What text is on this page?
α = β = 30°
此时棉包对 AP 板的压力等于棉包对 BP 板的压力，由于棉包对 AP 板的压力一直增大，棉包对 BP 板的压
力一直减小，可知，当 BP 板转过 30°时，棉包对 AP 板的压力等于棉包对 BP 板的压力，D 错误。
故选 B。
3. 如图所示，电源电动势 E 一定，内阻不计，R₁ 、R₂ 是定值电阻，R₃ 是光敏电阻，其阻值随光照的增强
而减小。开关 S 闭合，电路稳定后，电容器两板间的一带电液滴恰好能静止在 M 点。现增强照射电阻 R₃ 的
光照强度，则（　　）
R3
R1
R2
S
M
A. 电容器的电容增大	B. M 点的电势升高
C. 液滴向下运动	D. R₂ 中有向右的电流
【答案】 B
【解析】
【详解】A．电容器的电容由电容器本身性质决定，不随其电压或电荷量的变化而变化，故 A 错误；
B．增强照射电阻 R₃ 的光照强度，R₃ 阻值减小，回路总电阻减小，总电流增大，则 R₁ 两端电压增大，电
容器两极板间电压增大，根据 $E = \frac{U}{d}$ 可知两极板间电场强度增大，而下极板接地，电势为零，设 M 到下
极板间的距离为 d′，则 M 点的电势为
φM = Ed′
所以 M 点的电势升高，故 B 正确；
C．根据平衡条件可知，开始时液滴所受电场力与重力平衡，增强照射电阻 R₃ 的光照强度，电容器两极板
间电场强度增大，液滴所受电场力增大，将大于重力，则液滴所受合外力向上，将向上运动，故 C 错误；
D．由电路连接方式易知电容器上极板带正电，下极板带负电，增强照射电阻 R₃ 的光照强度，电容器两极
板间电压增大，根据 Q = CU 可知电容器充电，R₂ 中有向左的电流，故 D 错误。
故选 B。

> [Aim of the task]: Extract all of the data above and output it character for character.

> [Correct output]:
What text is on this page?
α = β = 30°
此时棉包对 AP 板的压力等于棉包对 BP 板的压力，由于棉包对 AP 板的压力一直增大，棉包对 BP 板的压
力一直减小，可知，当 BP 板转过 30°时，棉包对 AP 板的压力等于棉包对 BP 板的压力，D 错误。
故选 B。
3. 如图所示，电源电动势 E 一定，内阻不计，R₁ 、R₂ 是定值电阻，R₃ 是光敏电阻，其阻值随光照的增强
而减小。开关 S 闭合，电路稳定后，电容器两板间的一带电液滴恰好能静止在 M 点。现增强照射电阻 R₃ 的
光照强度，则（　　）
R3
R1
R2
S
M
A. 电容器的电容增大	B. M 点的电势升高
C. 液滴向下运动	D. R₂ 中有向右的电流
【答案】 B
【解析】
【详解】A．电容器的电容由电容器本身性质决定，不随其电压或电荷量的变化而变化，故 A 错误；
B．增强照射电阻 R₃ 的光照强度，R₃ 阻值减小，回路总电阻减小，总电流增大，则 R₁ 两端电压增大，电
容器两极板间电压增大，根据 $E = \frac{U}{d}$ 可知两极板间电场强度增大，而下极板接地，电势为零，设 M 到下
极板间的距离为 d′，则 M 点的电势为
φM = Ed′
所以 M 点的电势升高，故 B 正确；
C．根据平衡条件可知，开始时液滴所受电场力与重力平衡，增强照射电阻 R₃ 的光照强度，电容器两极板
间电场强度增大，液滴所受电场力增大，将大于重力，则液滴所受合外力向上，将向上运动，故 C 错误；
D．由电路连接方式易知电容器上极板带正电，下极板带负电，增强照射电阻 R₃ 的光照强度，电容器两极
板间电压增大，根据 Q = CU 可知电容器充电，R₂ 中有向左的电流，故 D 错误。
故选 B。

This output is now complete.